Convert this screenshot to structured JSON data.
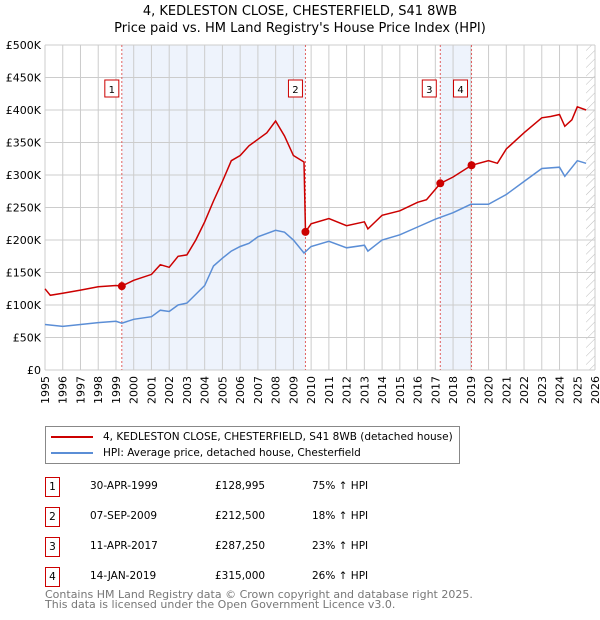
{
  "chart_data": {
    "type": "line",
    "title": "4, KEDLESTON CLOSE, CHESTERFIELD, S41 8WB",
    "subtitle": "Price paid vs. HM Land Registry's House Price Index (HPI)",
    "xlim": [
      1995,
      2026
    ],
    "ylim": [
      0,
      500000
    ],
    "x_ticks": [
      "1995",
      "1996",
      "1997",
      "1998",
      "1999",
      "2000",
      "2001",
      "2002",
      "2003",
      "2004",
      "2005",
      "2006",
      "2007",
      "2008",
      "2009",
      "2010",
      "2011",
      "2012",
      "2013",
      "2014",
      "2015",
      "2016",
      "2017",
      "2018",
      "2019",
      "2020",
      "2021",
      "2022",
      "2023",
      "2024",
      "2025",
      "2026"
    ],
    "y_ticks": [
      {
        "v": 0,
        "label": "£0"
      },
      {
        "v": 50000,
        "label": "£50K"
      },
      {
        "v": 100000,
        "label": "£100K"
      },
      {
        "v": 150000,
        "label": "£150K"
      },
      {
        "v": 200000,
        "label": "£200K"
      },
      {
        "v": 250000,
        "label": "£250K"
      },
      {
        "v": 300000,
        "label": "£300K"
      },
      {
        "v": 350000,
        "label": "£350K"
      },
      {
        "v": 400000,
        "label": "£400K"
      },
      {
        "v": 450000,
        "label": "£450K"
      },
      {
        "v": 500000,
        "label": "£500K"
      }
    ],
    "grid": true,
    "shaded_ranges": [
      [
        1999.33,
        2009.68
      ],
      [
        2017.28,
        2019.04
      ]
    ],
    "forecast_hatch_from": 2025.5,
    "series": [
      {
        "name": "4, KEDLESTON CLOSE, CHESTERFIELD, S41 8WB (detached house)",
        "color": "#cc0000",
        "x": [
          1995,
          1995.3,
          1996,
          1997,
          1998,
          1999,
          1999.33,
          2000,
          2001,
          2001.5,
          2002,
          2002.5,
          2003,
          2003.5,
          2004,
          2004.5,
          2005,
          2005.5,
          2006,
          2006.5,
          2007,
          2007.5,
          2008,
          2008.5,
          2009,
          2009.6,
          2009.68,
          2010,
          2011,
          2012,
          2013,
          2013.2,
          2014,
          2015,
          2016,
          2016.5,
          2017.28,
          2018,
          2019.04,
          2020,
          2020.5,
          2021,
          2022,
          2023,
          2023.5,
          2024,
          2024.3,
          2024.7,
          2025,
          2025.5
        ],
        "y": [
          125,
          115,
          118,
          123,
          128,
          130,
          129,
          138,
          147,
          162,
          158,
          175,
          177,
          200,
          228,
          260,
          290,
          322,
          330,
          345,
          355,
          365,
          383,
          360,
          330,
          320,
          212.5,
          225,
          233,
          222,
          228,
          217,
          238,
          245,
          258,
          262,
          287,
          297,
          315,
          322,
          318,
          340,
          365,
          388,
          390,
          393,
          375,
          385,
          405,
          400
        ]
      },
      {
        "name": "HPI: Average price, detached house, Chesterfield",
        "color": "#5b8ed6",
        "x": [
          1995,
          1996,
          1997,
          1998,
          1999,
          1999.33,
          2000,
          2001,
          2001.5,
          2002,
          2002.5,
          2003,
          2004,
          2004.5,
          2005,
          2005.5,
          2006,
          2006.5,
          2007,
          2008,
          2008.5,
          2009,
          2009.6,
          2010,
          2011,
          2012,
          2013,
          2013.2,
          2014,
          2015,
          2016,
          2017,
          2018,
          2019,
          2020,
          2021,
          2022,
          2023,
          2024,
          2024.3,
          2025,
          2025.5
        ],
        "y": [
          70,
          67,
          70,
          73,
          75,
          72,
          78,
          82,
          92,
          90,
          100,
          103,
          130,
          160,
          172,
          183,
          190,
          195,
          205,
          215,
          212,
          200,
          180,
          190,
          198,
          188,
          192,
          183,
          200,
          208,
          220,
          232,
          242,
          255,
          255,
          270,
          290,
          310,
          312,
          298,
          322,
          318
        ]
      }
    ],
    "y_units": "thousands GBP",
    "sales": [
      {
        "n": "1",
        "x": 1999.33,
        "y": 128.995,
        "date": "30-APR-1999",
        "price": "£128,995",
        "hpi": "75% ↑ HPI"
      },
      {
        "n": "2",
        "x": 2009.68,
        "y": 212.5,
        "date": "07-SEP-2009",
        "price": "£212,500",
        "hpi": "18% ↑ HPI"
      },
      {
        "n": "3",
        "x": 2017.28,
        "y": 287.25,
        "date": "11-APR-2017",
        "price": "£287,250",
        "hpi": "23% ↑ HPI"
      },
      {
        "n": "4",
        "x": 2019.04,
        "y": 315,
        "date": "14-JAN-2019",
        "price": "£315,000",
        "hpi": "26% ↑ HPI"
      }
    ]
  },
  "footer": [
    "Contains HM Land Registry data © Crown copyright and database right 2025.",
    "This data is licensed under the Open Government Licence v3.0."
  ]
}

******************************

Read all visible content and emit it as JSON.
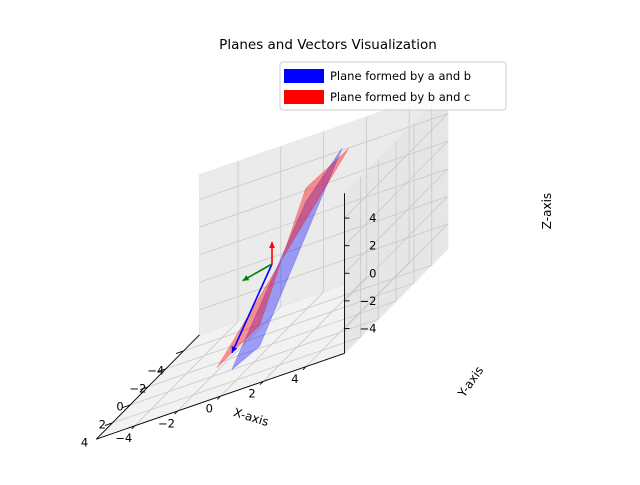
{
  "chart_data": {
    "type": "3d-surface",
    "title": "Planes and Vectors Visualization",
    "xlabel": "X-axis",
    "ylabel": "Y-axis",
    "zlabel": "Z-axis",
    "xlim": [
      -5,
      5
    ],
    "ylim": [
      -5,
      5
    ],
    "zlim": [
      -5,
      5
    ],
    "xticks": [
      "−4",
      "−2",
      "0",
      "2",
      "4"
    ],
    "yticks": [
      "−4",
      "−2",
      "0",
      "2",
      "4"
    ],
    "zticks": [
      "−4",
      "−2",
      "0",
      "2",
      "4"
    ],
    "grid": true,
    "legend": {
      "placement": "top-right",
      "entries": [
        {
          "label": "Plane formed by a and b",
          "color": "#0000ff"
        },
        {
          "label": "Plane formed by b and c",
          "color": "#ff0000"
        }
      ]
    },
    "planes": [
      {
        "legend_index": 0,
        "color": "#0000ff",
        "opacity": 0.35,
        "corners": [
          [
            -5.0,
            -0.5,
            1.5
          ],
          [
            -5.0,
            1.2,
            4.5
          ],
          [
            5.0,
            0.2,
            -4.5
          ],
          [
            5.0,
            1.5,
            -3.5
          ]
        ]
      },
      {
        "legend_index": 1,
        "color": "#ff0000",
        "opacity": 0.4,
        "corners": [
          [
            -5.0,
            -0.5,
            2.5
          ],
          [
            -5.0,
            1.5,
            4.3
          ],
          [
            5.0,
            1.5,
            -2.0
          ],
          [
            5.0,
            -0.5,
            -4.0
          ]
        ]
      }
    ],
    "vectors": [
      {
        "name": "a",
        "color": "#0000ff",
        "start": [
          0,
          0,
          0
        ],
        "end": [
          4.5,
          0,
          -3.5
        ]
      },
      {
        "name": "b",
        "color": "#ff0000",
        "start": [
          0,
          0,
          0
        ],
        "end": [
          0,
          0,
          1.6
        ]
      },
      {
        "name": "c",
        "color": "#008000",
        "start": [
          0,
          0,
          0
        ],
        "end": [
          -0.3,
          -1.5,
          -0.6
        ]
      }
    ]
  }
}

******************************

_What this task involves_: Select and copy every line of the listing with the word "axis".

_Reply to the task_:
    "xlabel": "X-axis",
    "ylabel": "Y-axis",
    "zlabel": "Z-axis",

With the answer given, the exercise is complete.